** Start of Dataset entries **
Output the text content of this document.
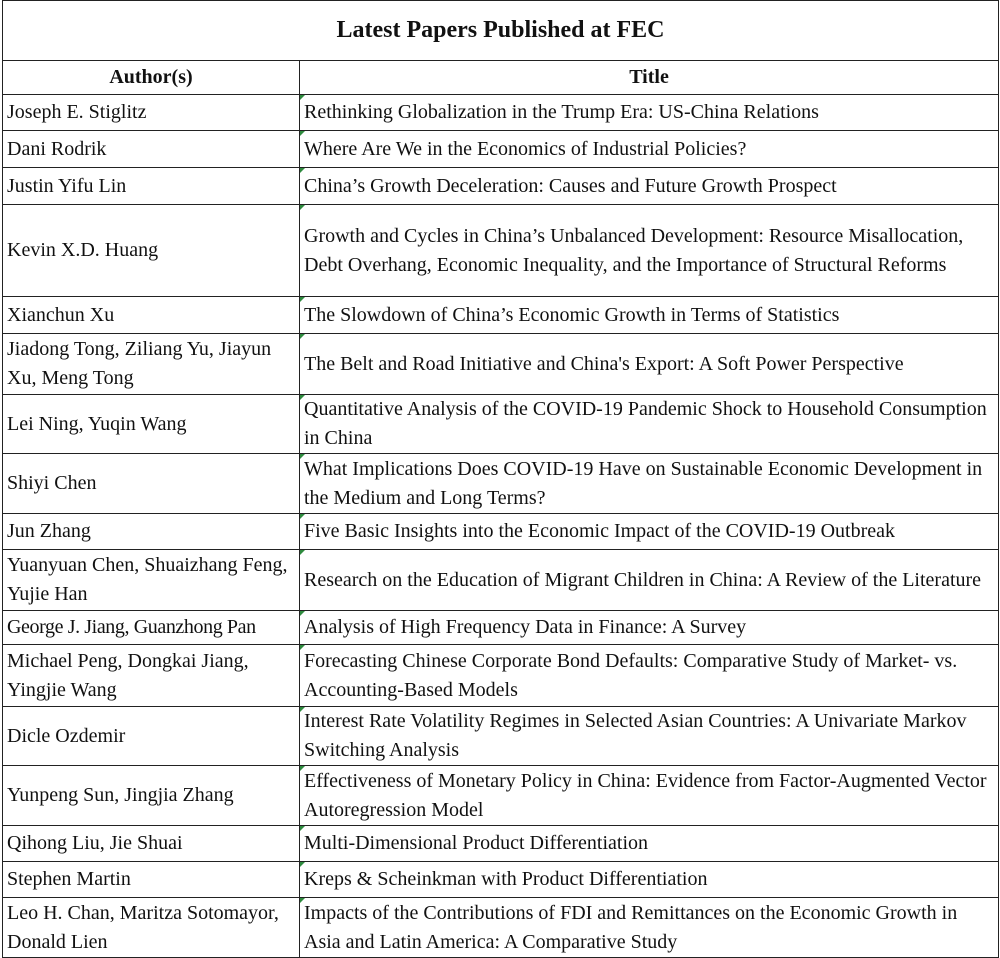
Latest Papers Published at FEC	
Author(s)	Title
Joseph E. Stiglitz	Rethinking Globalization in the Trump Era: US-China Relations
Dani Rodrik	Where Are We in the Economics of Industrial Policies?
Justin Yifu Lin	China’s Growth Deceleration: Causes and Future Growth Prospect
Kevin X.D. Huang	Growth and Cycles in China’s Unbalanced Development: Resource Misallocation, Debt Overhang, Economic Inequality, and the Importance of Structural Reforms
Xianchun Xu	The Slowdown of China’s Economic Growth in Terms of Statistics
Jiadong Tong, Ziliang Yu, Jiayun Xu, Meng Tong	The Belt and Road Initiative and China's Export: A Soft Power Perspective
Lei Ning, Yuqin Wang	Quantitative Analysis of the COVID-19 Pandemic Shock to Household Consumption in China
Shiyi Chen	What Implications Does COVID-19 Have on Sustainable Economic Development in the Medium and Long Terms?
Jun Zhang	Five Basic Insights into the Economic Impact of the COVID-19 Outbreak
Yuanyuan Chen, Shuaizhang Feng, Yujie Han	Research on the Education of Migrant Children in China: A Review of the Literature
George J. Jiang, Guanzhong Pan	Analysis of High Frequency Data in Finance: A Survey
Michael Peng, Dongkai Jiang, Yingjie Wang	Forecasting Chinese Corporate Bond Defaults: Comparative Study of Market- vs. Accounting-Based Models
Dicle Ozdemir	Interest Rate Volatility Regimes in Selected Asian Countries: A Univariate Markov Switching Analysis
Yunpeng Sun, Jingjia Zhang	Effectiveness of Monetary Policy in China: Evidence from Factor-Augmented Vector Autoregression Model
Qihong Liu, Jie Shuai	Multi-Dimensional Product Differentiation
Stephen Martin	Kreps & Scheinkman with Product Differentiation
Leo H. Chan, Maritza Sotomayor, Donald Lien	Impacts of the Contributions of FDI and Remittances on the Economic Growth in Asia and Latin America: A Comparative Study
** End of Dataset entries **
• **Short task**: Leave the pictures out, and transcribe each of the records exactly.

• **Expected output**:
Output the text content of this document.
Latest Papers Published at FEC	
Author(s)	Title
Joseph E. Stiglitz	Rethinking Globalization in the Trump Era: US-China Relations
Dani Rodrik	Where Are We in the Economics of Industrial Policies?
Justin Yifu Lin	China’s Growth Deceleration: Causes and Future Growth Prospect
Kevin X.D. Huang	Growth and Cycles in China’s Unbalanced Development: Resource Misallocation, Debt Overhang, Economic Inequality, and the Importance of Structural Reforms
Xianchun Xu	The Slowdown of China’s Economic Growth in Terms of Statistics
Jiadong Tong, Ziliang Yu, Jiayun Xu, Meng Tong	The Belt and Road Initiative and China's Export: A Soft Power Perspective
Lei Ning, Yuqin Wang	Quantitative Analysis of the COVID-19 Pandemic Shock to Household Consumption in China
Shiyi Chen	What Implications Does COVID-19 Have on Sustainable Economic Development in the Medium and Long Terms?
Jun Zhang	Five Basic Insights into the Economic Impact of the COVID-19 Outbreak
Yuanyuan Chen, Shuaizhang Feng, Yujie Han	Research on the Education of Migrant Children in China: A Review of the Literature
George J. Jiang, Guanzhong Pan	Analysis of High Frequency Data in Finance: A Survey
Michael Peng, Dongkai Jiang, Yingjie Wang	Forecasting Chinese Corporate Bond Defaults: Comparative Study of Market- vs. Accounting-Based Models
Dicle Ozdemir	Interest Rate Volatility Regimes in Selected Asian Countries: A Univariate Markov Switching Analysis
Yunpeng Sun, Jingjia Zhang	Effectiveness of Monetary Policy in China: Evidence from Factor-Augmented Vector Autoregression Model
Qihong Liu, Jie Shuai	Multi-Dimensional Product Differentiation
Stephen Martin	Kreps & Scheinkman with Product Differentiation
Leo H. Chan, Maritza Sotomayor, Donald Lien	Impacts of the Contributions of FDI and Remittances on the Economic Growth in Asia and Latin America: A Comparative Study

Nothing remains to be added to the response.